— start of Listing —

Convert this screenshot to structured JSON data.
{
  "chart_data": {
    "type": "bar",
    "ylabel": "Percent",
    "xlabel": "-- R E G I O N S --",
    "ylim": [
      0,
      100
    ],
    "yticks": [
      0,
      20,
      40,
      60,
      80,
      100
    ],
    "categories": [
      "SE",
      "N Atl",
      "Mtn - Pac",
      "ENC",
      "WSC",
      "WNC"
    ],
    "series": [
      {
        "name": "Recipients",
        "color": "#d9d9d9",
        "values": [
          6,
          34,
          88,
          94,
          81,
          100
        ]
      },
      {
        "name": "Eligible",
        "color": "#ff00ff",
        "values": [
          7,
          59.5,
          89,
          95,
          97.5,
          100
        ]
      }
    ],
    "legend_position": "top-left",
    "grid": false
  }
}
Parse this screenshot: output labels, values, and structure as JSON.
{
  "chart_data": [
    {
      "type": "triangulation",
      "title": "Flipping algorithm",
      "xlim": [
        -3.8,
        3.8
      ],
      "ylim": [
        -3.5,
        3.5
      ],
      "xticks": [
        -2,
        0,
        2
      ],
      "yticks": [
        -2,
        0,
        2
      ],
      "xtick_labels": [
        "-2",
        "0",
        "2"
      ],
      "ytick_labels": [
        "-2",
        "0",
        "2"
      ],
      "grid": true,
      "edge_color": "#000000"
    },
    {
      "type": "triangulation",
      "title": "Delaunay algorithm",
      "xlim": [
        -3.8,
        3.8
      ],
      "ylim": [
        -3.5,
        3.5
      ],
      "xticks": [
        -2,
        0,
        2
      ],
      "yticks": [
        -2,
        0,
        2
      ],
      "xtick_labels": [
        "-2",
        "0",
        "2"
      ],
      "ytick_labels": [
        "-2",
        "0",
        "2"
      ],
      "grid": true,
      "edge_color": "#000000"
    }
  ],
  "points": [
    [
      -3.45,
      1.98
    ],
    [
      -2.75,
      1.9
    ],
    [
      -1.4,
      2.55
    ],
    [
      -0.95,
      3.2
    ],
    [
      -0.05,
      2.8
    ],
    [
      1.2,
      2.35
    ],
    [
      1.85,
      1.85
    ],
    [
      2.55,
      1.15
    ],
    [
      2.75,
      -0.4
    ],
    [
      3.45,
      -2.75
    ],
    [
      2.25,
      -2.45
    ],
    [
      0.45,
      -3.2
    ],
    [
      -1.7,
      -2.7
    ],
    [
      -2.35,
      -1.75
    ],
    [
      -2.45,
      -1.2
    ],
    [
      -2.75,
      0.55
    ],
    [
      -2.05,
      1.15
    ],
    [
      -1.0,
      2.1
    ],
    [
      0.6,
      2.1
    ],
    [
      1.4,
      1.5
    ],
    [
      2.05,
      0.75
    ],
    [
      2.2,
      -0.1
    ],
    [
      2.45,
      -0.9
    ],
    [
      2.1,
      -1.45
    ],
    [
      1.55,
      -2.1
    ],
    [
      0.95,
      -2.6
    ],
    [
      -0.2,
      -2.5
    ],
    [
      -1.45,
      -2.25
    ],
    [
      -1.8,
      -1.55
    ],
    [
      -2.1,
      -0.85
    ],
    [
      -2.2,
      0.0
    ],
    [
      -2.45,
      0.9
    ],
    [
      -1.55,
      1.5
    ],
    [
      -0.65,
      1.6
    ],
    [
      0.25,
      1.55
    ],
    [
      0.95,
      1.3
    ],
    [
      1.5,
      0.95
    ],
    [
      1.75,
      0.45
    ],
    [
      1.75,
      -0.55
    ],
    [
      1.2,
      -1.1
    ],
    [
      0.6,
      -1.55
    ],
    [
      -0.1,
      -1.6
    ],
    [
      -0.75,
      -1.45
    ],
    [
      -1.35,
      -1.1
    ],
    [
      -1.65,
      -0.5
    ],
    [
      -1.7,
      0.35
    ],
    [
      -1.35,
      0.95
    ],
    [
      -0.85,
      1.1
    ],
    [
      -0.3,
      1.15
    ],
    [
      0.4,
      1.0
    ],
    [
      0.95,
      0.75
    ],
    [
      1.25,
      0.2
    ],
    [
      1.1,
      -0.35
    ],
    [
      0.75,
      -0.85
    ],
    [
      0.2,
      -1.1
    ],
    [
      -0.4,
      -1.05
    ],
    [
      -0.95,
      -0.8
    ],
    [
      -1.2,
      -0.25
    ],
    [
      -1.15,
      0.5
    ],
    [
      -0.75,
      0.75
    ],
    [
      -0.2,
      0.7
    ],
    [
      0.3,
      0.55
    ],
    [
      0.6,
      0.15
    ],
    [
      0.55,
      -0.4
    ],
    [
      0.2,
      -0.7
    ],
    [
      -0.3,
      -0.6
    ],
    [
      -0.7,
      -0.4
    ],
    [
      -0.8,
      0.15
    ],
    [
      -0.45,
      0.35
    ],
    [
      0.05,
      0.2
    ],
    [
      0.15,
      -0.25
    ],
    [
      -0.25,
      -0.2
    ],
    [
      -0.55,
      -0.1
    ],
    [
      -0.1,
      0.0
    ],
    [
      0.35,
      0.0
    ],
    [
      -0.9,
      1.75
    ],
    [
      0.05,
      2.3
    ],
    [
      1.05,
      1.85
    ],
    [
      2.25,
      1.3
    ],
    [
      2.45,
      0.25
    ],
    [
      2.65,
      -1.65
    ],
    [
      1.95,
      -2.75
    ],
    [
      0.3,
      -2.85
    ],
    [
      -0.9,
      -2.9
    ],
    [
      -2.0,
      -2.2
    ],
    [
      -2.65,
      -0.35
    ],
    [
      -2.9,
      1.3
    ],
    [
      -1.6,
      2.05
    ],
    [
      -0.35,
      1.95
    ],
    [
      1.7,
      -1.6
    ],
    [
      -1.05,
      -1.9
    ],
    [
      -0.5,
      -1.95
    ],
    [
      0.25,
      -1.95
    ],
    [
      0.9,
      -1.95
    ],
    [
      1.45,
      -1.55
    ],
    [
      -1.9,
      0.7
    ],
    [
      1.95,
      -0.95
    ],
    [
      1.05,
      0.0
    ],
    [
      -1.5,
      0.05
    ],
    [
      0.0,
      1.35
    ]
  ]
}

— end of Listing —

### [Stated task]
Your task is to quote the listing above word for word.

### [Completed exercise]
Convert this screenshot to structured JSON data.
{
  "chart_data": {
    "type": "bar",
    "ylabel": "Percent",
    "xlabel": "-- R E G I O N S --",
    "ylim": [
      0,
      100
    ],
    "yticks": [
      0,
      20,
      40,
      60,
      80,
      100
    ],
    "categories": [
      "SE",
      "N Atl",
      "Mtn - Pac",
      "ENC",
      "WSC",
      "WNC"
    ],
    "series": [
      {
        "name": "Recipients",
        "color": "#d9d9d9",
        "values": [
          6,
          34,
          88,
          94,
          81,
          100
        ]
      },
      {
        "name": "Eligible",
        "color": "#ff00ff",
        "values": [
          7,
          59.5,
          89,
          95,
          97.5,
          100
        ]
      }
    ],
    "legend_position": "top-left",
    "grid": false
  }
}
Parse this screenshot: output labels, values, and structure as JSON.
{
  "chart_data": [
    {
      "type": "triangulation",
      "title": "Flipping algorithm",
      "xlim": [
        -3.8,
        3.8
      ],
      "ylim": [
        -3.5,
        3.5
      ],
      "xticks": [
        -2,
        0,
        2
      ],
      "yticks": [
        -2,
        0,
        2
      ],
      "xtick_labels": [
        "-2",
        "0",
        "2"
      ],
      "ytick_labels": [
        "-2",
        "0",
        "2"
      ],
      "grid": true,
      "edge_color": "#000000"
    },
    {
      "type": "triangulation",
      "title": "Delaunay algorithm",
      "xlim": [
        -3.8,
        3.8
      ],
      "ylim": [
        -3.5,
        3.5
      ],
      "xticks": [
        -2,
        0,
        2
      ],
      "yticks": [
        -2,
        0,
        2
      ],
      "xtick_labels": [
        "-2",
        "0",
        "2"
      ],
      "ytick_labels": [
        "-2",
        "0",
        "2"
      ],
      "grid": true,
      "edge_color": "#000000"
    }
  ],
  "points": [
    [
      -3.45,
      1.98
    ],
    [
      -2.75,
      1.9
    ],
    [
      -1.4,
      2.55
    ],
    [
      -0.95,
      3.2
    ],
    [
      -0.05,
      2.8
    ],
    [
      1.2,
      2.35
    ],
    [
      1.85,
      1.85
    ],
    [
      2.55,
      1.15
    ],
    [
      2.75,
      -0.4
    ],
    [
      3.45,
      -2.75
    ],
    [
      2.25,
      -2.45
    ],
    [
      0.45,
      -3.2
    ],
    [
      -1.7,
      -2.7
    ],
    [
      -2.35,
      -1.75
    ],
    [
      -2.45,
      -1.2
    ],
    [
      -2.75,
      0.55
    ],
    [
      -2.05,
      1.15
    ],
    [
      -1.0,
      2.1
    ],
    [
      0.6,
      2.1
    ],
    [
      1.4,
      1.5
    ],
    [
      2.05,
      0.75
    ],
    [
      2.2,
      -0.1
    ],
    [
      2.45,
      -0.9
    ],
    [
      2.1,
      -1.45
    ],
    [
      1.55,
      -2.1
    ],
    [
      0.95,
      -2.6
    ],
    [
      -0.2,
      -2.5
    ],
    [
      -1.45,
      -2.25
    ],
    [
      -1.8,
      -1.55
    ],
    [
      -2.1,
      -0.85
    ],
    [
      -2.2,
      0.0
    ],
    [
      -2.45,
      0.9
    ],
    [
      -1.55,
      1.5
    ],
    [
      -0.65,
      1.6
    ],
    [
      0.25,
      1.55
    ],
    [
      0.95,
      1.3
    ],
    [
      1.5,
      0.95
    ],
    [
      1.75,
      0.45
    ],
    [
      1.75,
      -0.55
    ],
    [
      1.2,
      -1.1
    ],
    [
      0.6,
      -1.55
    ],
    [
      -0.1,
      -1.6
    ],
    [
      -0.75,
      -1.45
    ],
    [
      -1.35,
      -1.1
    ],
    [
      -1.65,
      -0.5
    ],
    [
      -1.7,
      0.35
    ],
    [
      -1.35,
      0.95
    ],
    [
      -0.85,
      1.1
    ],
    [
      -0.3,
      1.15
    ],
    [
      0.4,
      1.0
    ],
    [
      0.95,
      0.75
    ],
    [
      1.25,
      0.2
    ],
    [
      1.1,
      -0.35
    ],
    [
      0.75,
      -0.85
    ],
    [
      0.2,
      -1.1
    ],
    [
      -0.4,
      -1.05
    ],
    [
      -0.95,
      -0.8
    ],
    [
      -1.2,
      -0.25
    ],
    [
      -1.15,
      0.5
    ],
    [
      -0.75,
      0.75
    ],
    [
      -0.2,
      0.7
    ],
    [
      0.3,
      0.55
    ],
    [
      0.6,
      0.15
    ],
    [
      0.55,
      -0.4
    ],
    [
      0.2,
      -0.7
    ],
    [
      -0.3,
      -0.6
    ],
    [
      -0.7,
      -0.4
    ],
    [
      -0.8,
      0.15
    ],
    [
      -0.45,
      0.35
    ],
    [
      0.05,
      0.2
    ],
    [
      0.15,
      -0.25
    ],
    [
      -0.25,
      -0.2
    ],
    [
      -0.55,
      -0.1
    ],
    [
      -0.1,
      0.0
    ],
    [
      0.35,
      0.0
    ],
    [
      -0.9,
      1.75
    ],
    [
      0.05,
      2.3
    ],
    [
      1.05,
      1.85
    ],
    [
      2.25,
      1.3
    ],
    [
      2.45,
      0.25
    ],
    [
      2.65,
      -1.65
    ],
    [
      1.95,
      -2.75
    ],
    [
      0.3,
      -2.85
    ],
    [
      -0.9,
      -2.9
    ],
    [
      -2.0,
      -2.2
    ],
    [
      -2.65,
      -0.35
    ],
    [
      -2.9,
      1.3
    ],
    [
      -1.6,
      2.05
    ],
    [
      -0.35,
      1.95
    ],
    [
      1.7,
      -1.6
    ],
    [
      -1.05,
      -1.9
    ],
    [
      -0.5,
      -1.95
    ],
    [
      0.25,
      -1.95
    ],
    [
      0.9,
      -1.95
    ],
    [
      1.45,
      -1.55
    ],
    [
      -1.9,
      0.7
    ],
    [
      1.95,
      -0.95
    ],
    [
      1.05,
      0.0
    ],
    [
      -1.5,
      0.05
    ],
    [
      0.0,
      1.35
    ]
  ]
}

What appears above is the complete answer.